§ **The task**
Repeat the listing in full. Nothing may be added or left out.

§ **Data provided**

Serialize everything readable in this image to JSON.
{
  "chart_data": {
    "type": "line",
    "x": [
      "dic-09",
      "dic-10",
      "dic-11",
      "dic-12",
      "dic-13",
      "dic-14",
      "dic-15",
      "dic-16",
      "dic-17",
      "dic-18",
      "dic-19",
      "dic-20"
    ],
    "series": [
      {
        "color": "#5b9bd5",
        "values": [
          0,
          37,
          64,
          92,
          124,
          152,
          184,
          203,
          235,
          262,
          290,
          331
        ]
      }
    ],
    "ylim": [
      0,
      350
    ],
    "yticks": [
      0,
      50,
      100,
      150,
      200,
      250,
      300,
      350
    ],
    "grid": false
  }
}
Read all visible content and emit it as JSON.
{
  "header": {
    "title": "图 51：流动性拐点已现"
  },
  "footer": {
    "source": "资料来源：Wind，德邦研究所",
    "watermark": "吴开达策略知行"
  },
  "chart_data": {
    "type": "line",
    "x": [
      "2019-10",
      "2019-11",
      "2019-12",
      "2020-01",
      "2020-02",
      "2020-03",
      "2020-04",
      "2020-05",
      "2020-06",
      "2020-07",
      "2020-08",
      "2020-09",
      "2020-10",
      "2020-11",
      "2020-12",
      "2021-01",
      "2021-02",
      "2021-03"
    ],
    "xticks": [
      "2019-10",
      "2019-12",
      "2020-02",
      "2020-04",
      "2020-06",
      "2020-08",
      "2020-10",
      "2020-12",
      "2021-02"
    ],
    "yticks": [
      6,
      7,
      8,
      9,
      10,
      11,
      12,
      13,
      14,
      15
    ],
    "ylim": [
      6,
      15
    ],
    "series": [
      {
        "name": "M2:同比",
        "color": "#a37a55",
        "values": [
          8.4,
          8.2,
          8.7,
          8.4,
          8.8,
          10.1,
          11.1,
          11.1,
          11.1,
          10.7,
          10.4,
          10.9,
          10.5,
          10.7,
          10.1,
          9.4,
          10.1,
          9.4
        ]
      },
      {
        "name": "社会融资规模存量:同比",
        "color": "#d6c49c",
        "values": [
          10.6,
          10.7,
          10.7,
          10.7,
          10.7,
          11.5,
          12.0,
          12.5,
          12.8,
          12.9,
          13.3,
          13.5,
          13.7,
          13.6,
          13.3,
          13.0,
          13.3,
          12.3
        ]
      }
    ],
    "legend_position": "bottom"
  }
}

§ **Solution to this task**
Serialize everything readable in this image to JSON.
{
  "chart_data": {
    "type": "line",
    "x": [
      "dic-09",
      "dic-10",
      "dic-11",
      "dic-12",
      "dic-13",
      "dic-14",
      "dic-15",
      "dic-16",
      "dic-17",
      "dic-18",
      "dic-19",
      "dic-20"
    ],
    "series": [
      {
        "color": "#5b9bd5",
        "values": [
          0,
          37,
          64,
          92,
          124,
          152,
          184,
          203,
          235,
          262,
          290,
          331
        ]
      }
    ],
    "ylim": [
      0,
      350
    ],
    "yticks": [
      0,
      50,
      100,
      150,
      200,
      250,
      300,
      350
    ],
    "grid": false
  }
}
Read all visible content and emit it as JSON.
{
  "header": {
    "title": "图 51：流动性拐点已现"
  },
  "footer": {
    "source": "资料来源：Wind，德邦研究所",
    "watermark": "吴开达策略知行"
  },
  "chart_data": {
    "type": "line",
    "x": [
      "2019-10",
      "2019-11",
      "2019-12",
      "2020-01",
      "2020-02",
      "2020-03",
      "2020-04",
      "2020-05",
      "2020-06",
      "2020-07",
      "2020-08",
      "2020-09",
      "2020-10",
      "2020-11",
      "2020-12",
      "2021-01",
      "2021-02",
      "2021-03"
    ],
    "xticks": [
      "2019-10",
      "2019-12",
      "2020-02",
      "2020-04",
      "2020-06",
      "2020-08",
      "2020-10",
      "2020-12",
      "2021-02"
    ],
    "yticks": [
      6,
      7,
      8,
      9,
      10,
      11,
      12,
      13,
      14,
      15
    ],
    "ylim": [
      6,
      15
    ],
    "series": [
      {
        "name": "M2:同比",
        "color": "#a37a55",
        "values": [
          8.4,
          8.2,
          8.7,
          8.4,
          8.8,
          10.1,
          11.1,
          11.1,
          11.1,
          10.7,
          10.4,
          10.9,
          10.5,
          10.7,
          10.1,
          9.4,
          10.1,
          9.4
        ]
      },
      {
        "name": "社会融资规模存量:同比",
        "color": "#d6c49c",
        "values": [
          10.6,
          10.7,
          10.7,
          10.7,
          10.7,
          11.5,
          12.0,
          12.5,
          12.8,
          12.9,
          13.3,
          13.5,
          13.7,
          13.6,
          13.3,
          13.0,
          13.3,
          12.3
        ]
      }
    ],
    "legend_position": "bottom"
  }
}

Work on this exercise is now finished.